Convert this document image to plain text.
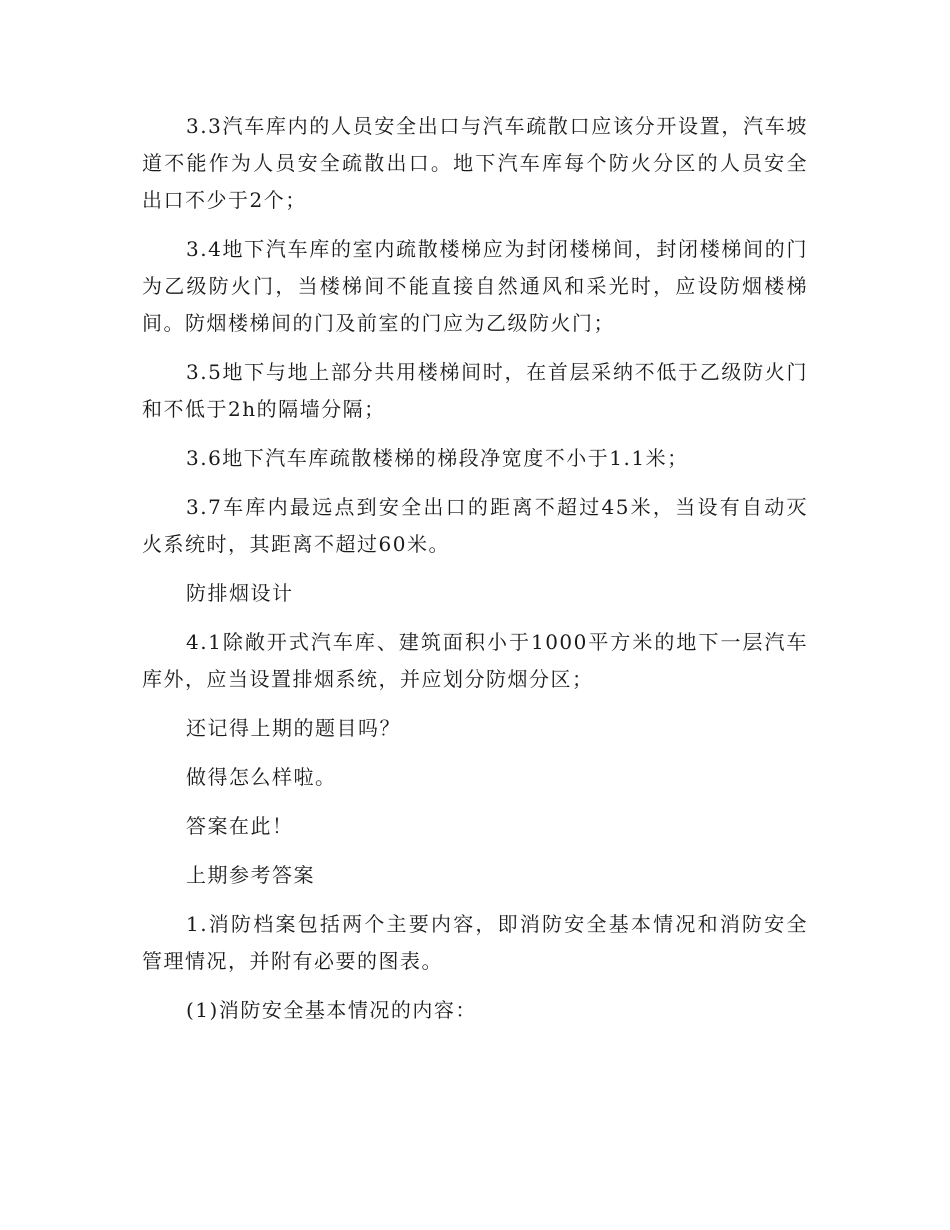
3.3汽车库内的人员安全出口与汽车疏散口应该分开设置，汽车坡道不能作为人员安全疏散出口。地下汽车库每个防火分区的人员安全出口不少于2个；

3.4地下汽车库的室内疏散楼梯应为封闭楼梯间，封闭楼梯间的门为乙级防火门，当楼梯间不能直接自然通风和采光时，应设防烟楼梯间。防烟楼梯间的门及前室的门应为乙级防火门；

3.5地下与地上部分共用楼梯间时，在首层采纳不低于乙级防火门和不低于2h的隔墙分隔；

3.6地下汽车库疏散楼梯的梯段净宽度不小于1.1米；

3.7车库内最远点到安全出口的距离不超过45米，当设有自动灭火系统时，其距离不超过60米。

防排烟设计

4.1除敞开式汽车库、建筑面积小于1000平方米的地下一层汽车库外，应当设置排烟系统，并应划分防烟分区；

还记得上期的题目吗？

做得怎么样啦。

答案在此！

上期参考答案

1.消防档案包括两个主要内容，即消防安全基本情况和消防安全管理情况，并附有必要的图表。

(1)消防安全基本情况的内容：
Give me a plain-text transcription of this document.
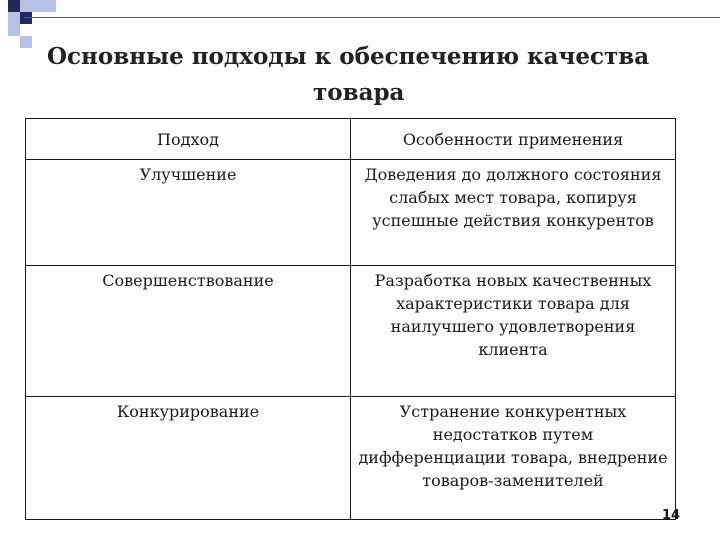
Основные подходы к обеспечению качества
товара
Подход	Особенности применения
Улучшение	Доведения до должного состояния слабых мест товара, копируя успешные действия конкурентов
Совершенствование	Разработка новых качественных характеристики товара для наилучшего удовлетворения клиента
Конкурирование	Устранение конкурентных недостатков путем дифференциации товара, внедрение товаров-заменителей
14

→ What is expected: From the entries above, collect every line with the string "this" in it.

→ Expected answer:
Convert this document image to plain text.
Give me a plain-text transcription of this document.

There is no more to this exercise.